DO THIS
Copy each line of the entries that contains the word "faulkner".

[Chart and figure data]
┄┄┄┄┄┄┄┄┄┄
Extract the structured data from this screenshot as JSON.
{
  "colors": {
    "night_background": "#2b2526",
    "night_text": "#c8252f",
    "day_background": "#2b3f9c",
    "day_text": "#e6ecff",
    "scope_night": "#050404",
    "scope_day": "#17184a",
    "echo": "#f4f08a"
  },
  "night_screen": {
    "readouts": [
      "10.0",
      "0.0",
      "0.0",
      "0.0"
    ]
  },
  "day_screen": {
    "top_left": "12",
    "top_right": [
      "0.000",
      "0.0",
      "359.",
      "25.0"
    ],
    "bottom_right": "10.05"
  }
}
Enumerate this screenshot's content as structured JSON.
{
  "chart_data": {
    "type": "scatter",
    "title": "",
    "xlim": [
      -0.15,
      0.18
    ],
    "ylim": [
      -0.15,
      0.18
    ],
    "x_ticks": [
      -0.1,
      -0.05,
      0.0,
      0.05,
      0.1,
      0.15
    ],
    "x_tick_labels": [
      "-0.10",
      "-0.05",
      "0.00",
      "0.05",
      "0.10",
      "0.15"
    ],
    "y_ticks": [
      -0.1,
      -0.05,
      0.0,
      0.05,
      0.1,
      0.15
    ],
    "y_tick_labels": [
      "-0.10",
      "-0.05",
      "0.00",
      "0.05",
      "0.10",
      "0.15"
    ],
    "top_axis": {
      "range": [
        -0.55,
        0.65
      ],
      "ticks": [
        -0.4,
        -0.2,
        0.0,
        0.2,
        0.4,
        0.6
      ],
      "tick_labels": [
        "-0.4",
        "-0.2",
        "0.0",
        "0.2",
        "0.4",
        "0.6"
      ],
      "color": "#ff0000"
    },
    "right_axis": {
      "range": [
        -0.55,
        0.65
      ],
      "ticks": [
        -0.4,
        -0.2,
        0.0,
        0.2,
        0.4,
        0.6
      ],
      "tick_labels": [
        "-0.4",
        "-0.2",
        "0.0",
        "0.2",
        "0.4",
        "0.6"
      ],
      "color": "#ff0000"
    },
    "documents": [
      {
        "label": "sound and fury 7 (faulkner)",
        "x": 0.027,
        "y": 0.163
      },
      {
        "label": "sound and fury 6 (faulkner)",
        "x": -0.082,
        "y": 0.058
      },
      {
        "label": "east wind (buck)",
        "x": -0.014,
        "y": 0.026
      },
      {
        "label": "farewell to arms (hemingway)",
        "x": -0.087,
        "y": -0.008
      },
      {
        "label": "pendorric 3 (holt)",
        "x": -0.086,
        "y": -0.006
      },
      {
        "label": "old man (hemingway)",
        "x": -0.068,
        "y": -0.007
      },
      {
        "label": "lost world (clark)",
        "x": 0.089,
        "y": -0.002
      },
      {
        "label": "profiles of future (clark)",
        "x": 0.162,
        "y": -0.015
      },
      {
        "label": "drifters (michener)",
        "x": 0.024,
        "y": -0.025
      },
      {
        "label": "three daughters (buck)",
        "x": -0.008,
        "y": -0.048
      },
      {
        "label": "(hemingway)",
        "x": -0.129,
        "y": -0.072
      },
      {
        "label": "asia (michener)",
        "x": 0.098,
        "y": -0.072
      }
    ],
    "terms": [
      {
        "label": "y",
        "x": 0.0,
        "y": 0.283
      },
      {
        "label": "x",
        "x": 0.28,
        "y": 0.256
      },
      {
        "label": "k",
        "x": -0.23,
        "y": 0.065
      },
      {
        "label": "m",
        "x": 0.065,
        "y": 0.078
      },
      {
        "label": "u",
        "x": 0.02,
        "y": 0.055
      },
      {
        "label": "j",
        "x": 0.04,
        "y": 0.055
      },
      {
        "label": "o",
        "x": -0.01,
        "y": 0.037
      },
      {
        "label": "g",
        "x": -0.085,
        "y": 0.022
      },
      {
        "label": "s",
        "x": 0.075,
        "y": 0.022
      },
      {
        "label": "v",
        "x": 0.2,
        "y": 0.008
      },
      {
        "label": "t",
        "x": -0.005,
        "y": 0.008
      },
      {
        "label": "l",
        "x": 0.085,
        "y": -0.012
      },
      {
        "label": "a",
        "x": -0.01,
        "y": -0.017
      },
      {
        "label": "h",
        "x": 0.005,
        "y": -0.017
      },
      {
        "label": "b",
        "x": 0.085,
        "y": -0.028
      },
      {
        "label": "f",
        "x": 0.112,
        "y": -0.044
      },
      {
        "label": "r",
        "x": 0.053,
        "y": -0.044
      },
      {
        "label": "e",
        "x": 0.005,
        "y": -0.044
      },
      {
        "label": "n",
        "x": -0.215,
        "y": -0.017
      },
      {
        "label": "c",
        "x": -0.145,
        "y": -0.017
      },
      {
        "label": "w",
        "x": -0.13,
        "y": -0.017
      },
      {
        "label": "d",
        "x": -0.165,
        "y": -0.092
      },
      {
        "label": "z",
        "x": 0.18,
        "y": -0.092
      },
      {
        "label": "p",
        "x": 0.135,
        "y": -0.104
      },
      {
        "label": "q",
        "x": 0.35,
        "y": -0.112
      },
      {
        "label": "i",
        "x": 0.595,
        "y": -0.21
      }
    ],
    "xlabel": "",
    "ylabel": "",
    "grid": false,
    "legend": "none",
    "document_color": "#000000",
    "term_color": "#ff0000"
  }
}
┄┄┄┄┄┄┄┄┄┄
EXERCISE ANSWER
        "label": "sound and fury 7 (faulkner)",
        "label": "sound and fury 6 (faulkner)",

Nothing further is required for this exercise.